-- Data entries --
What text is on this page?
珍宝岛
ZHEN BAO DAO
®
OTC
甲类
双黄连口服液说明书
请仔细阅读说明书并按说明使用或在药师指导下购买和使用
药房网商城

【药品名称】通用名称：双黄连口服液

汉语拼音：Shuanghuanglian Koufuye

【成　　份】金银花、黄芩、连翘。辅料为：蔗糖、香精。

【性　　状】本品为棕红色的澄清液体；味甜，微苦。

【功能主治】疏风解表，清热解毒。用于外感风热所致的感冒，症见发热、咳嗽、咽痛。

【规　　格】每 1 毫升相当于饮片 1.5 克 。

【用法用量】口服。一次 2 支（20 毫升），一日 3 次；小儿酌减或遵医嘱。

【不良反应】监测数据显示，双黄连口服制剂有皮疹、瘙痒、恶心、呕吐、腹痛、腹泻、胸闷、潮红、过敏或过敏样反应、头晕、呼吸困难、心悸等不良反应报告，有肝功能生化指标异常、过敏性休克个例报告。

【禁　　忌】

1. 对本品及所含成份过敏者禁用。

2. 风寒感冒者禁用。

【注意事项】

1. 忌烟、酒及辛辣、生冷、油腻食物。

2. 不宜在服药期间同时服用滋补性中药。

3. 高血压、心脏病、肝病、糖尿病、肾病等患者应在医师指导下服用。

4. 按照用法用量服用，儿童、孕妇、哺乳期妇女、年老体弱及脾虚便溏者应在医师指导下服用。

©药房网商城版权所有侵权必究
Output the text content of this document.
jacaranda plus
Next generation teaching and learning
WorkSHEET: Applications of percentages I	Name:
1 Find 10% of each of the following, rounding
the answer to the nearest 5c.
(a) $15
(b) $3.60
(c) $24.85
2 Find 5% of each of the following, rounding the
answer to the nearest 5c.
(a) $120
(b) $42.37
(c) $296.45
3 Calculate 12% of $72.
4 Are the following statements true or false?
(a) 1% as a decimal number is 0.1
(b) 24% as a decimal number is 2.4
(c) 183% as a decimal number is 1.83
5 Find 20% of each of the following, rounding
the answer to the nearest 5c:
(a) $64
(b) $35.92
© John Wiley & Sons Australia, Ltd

-- Instruction --
Look through the data above. Find each line with the string "nearest" and copy it.

-- Solution --
the answer to the nearest 5c.
answer to the nearest 5c.
the answer to the nearest 5c:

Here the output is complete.